### Extracted material

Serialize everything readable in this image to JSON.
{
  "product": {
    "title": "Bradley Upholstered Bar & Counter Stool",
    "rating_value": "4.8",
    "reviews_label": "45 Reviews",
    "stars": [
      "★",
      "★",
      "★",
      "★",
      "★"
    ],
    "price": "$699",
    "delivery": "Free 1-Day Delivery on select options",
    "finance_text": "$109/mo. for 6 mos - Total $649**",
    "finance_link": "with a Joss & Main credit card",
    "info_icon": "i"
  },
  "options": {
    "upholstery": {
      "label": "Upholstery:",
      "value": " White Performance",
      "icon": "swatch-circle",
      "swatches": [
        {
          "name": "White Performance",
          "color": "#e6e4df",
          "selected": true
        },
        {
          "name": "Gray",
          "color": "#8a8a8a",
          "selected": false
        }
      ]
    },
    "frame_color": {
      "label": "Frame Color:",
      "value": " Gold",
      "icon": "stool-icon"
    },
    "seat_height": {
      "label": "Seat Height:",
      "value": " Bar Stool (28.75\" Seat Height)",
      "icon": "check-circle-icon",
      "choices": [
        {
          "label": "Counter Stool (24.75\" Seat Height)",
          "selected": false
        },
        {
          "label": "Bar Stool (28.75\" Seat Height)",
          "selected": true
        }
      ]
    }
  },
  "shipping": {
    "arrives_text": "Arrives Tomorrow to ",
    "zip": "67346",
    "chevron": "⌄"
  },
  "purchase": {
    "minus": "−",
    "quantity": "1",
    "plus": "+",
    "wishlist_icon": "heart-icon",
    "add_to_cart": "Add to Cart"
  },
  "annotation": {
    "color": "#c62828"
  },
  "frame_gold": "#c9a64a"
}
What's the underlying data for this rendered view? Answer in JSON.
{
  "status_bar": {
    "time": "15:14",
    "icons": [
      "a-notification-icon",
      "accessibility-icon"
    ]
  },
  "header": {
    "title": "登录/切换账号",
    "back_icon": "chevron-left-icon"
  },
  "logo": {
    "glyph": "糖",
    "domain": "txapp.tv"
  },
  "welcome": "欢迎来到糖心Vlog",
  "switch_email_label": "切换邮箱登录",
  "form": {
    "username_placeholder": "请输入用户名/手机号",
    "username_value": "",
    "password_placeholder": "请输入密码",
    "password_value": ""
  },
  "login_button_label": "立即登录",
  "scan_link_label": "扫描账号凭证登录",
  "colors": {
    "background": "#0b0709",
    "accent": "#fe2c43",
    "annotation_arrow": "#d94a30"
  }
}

######

Your objective ▸
Which lines run from the one containing "What's the underlying" to the end of the entries above? Quote exactly those, and only those.

Result of the task ▸
What's the underlying data for this rendered view? Answer in JSON.
{
  "status_bar": {
    "time": "15:14",
    "icons": [
      "a-notification-icon",
      "accessibility-icon"
    ]
  },
  "header": {
    "title": "登录/切换账号",
    "back_icon": "chevron-left-icon"
  },
  "logo": {
    "glyph": "糖",
    "domain": "txapp.tv"
  },
  "welcome": "欢迎来到糖心Vlog",
  "switch_email_label": "切换邮箱登录",
  "form": {
    "username_placeholder": "请输入用户名/手机号",
    "username_value": "",
    "password_placeholder": "请输入密码",
    "password_value": ""
  },
  "login_button_label": "立即登录",
  "scan_link_label": "扫描账号凭证登录",
  "colors": {
    "background": "#0b0709",
    "accent": "#fe2c43",
    "annotation_arrow": "#d94a30"
  }
}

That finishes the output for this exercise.